#### RAW DATA ####
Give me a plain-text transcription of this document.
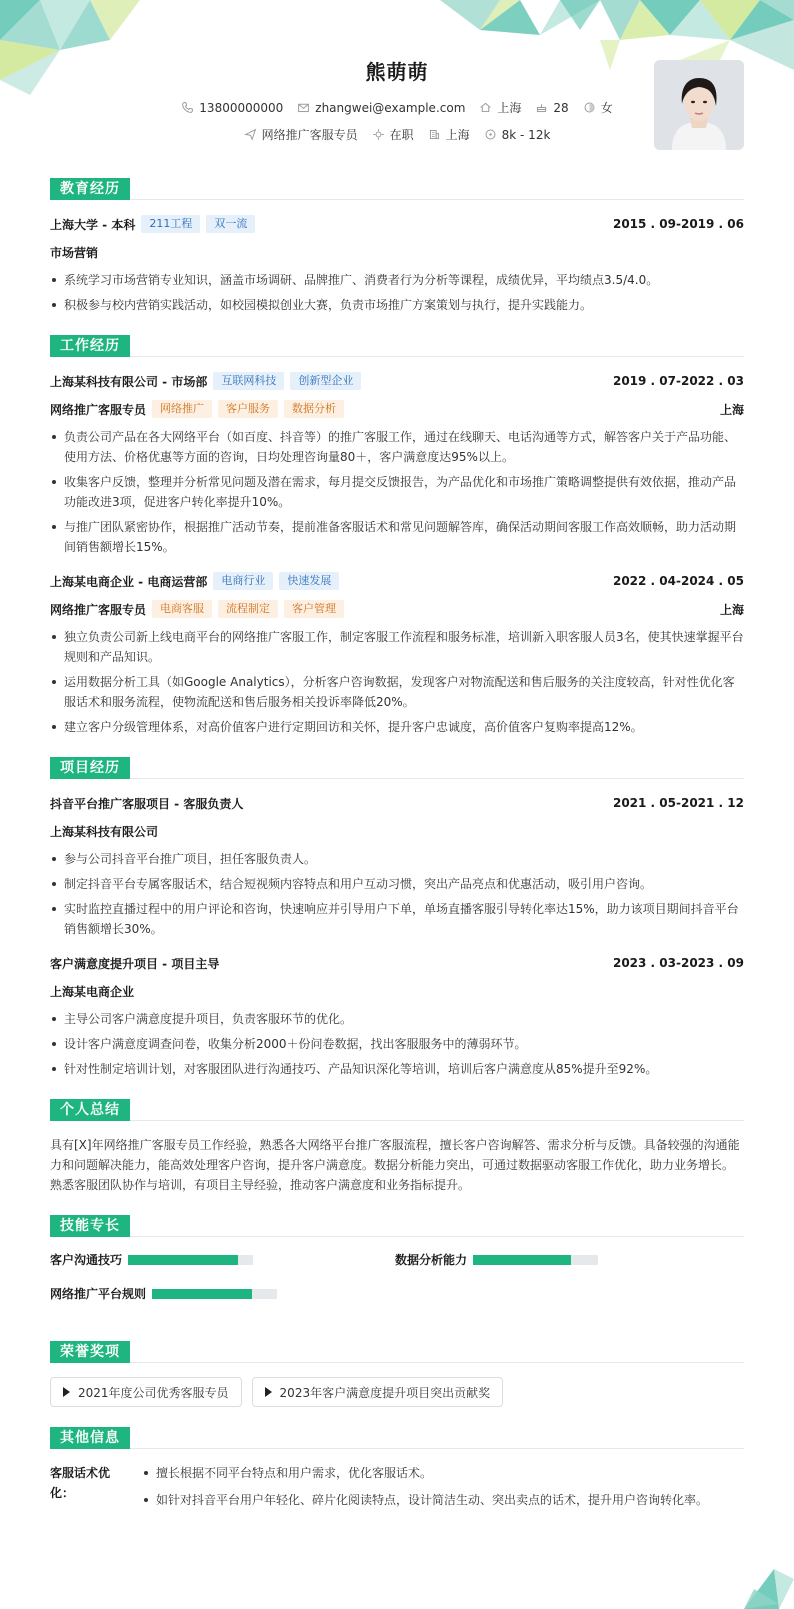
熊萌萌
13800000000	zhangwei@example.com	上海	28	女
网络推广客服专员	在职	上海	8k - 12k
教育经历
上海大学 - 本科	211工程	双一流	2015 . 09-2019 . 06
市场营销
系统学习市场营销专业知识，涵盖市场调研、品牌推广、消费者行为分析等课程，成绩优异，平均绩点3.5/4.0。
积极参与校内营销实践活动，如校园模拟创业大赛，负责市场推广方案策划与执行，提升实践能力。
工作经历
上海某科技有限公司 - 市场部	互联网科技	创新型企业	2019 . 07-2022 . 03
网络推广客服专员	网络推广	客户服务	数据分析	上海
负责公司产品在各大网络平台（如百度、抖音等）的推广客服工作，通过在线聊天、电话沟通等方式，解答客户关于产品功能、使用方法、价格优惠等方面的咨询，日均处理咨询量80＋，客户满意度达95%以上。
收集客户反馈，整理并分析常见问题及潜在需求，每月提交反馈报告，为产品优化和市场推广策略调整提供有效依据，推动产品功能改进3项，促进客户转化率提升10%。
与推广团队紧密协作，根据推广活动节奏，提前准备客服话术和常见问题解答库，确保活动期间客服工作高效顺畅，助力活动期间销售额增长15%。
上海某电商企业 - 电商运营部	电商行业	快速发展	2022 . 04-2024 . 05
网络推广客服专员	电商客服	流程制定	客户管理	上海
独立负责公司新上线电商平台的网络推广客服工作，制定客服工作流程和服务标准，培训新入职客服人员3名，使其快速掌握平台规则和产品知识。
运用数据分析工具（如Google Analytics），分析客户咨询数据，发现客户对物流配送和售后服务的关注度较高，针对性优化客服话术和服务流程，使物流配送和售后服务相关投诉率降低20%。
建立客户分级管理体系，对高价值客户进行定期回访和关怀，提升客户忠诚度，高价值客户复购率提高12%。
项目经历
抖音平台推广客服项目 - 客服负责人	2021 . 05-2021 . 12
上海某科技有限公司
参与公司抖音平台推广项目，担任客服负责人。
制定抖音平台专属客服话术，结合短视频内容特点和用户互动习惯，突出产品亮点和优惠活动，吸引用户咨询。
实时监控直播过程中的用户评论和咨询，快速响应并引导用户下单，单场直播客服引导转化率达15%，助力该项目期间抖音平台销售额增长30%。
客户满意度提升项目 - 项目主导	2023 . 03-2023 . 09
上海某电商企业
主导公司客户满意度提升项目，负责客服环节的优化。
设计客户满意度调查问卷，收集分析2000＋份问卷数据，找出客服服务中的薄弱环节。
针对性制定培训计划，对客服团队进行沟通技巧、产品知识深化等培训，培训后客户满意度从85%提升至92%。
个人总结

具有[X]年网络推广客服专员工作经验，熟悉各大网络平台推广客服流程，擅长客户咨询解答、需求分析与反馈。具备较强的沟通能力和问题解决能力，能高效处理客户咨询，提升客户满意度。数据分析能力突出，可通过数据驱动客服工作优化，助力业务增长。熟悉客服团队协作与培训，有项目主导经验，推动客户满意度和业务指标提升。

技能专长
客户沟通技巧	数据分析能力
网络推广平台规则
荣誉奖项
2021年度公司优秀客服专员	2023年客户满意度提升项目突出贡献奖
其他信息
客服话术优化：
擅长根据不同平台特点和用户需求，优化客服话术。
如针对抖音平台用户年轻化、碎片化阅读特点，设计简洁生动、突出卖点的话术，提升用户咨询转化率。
####
WHAT YOU NEED TO DO: Tally how many lines of the material contain the word "上海某科技有限公司". The answer must be the number and nothing else.

TASK SOLUTION: 2